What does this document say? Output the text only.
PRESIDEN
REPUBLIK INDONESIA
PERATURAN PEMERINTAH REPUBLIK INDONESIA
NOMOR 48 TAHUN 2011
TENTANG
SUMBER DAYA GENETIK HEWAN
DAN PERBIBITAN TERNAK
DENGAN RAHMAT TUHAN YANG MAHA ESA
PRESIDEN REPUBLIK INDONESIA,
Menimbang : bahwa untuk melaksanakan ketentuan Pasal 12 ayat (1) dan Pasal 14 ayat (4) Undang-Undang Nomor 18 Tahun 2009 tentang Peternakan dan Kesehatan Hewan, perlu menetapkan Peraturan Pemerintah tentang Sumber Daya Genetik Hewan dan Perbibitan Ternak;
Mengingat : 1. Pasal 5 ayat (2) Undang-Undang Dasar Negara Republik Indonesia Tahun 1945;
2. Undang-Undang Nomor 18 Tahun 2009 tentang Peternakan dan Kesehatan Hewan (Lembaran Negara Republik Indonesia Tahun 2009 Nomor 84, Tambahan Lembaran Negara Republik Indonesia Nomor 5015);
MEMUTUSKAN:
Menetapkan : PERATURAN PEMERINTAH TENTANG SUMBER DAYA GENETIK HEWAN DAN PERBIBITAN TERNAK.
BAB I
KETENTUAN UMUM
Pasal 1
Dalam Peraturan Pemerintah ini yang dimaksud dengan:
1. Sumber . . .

━━━━

[WHAT THIS TASK INVOLVES]
The listing above must be transcribed exactly, line by line.

[THE ANSWER]
What does this document say? Output the text only.
PRESIDEN
REPUBLIK INDONESIA
PERATURAN PEMERINTAH REPUBLIK INDONESIA
NOMOR 48 TAHUN 2011
TENTANG
SUMBER DAYA GENETIK HEWAN
DAN PERBIBITAN TERNAK
DENGAN RAHMAT TUHAN YANG MAHA ESA
PRESIDEN REPUBLIK INDONESIA,
Menimbang : bahwa untuk melaksanakan ketentuan Pasal 12 ayat (1) dan Pasal 14 ayat (4) Undang-Undang Nomor 18 Tahun 2009 tentang Peternakan dan Kesehatan Hewan, perlu menetapkan Peraturan Pemerintah tentang Sumber Daya Genetik Hewan dan Perbibitan Ternak;
Mengingat : 1. Pasal 5 ayat (2) Undang-Undang Dasar Negara Republik Indonesia Tahun 1945;
2. Undang-Undang Nomor 18 Tahun 2009 tentang Peternakan dan Kesehatan Hewan (Lembaran Negara Republik Indonesia Tahun 2009 Nomor 84, Tambahan Lembaran Negara Republik Indonesia Nomor 5015);
MEMUTUSKAN:
Menetapkan : PERATURAN PEMERINTAH TENTANG SUMBER DAYA GENETIK HEWAN DAN PERBIBITAN TERNAK.
BAB I
KETENTUAN UMUM
Pasal 1
Dalam Peraturan Pemerintah ini yang dimaksud dengan:
1. Sumber . . .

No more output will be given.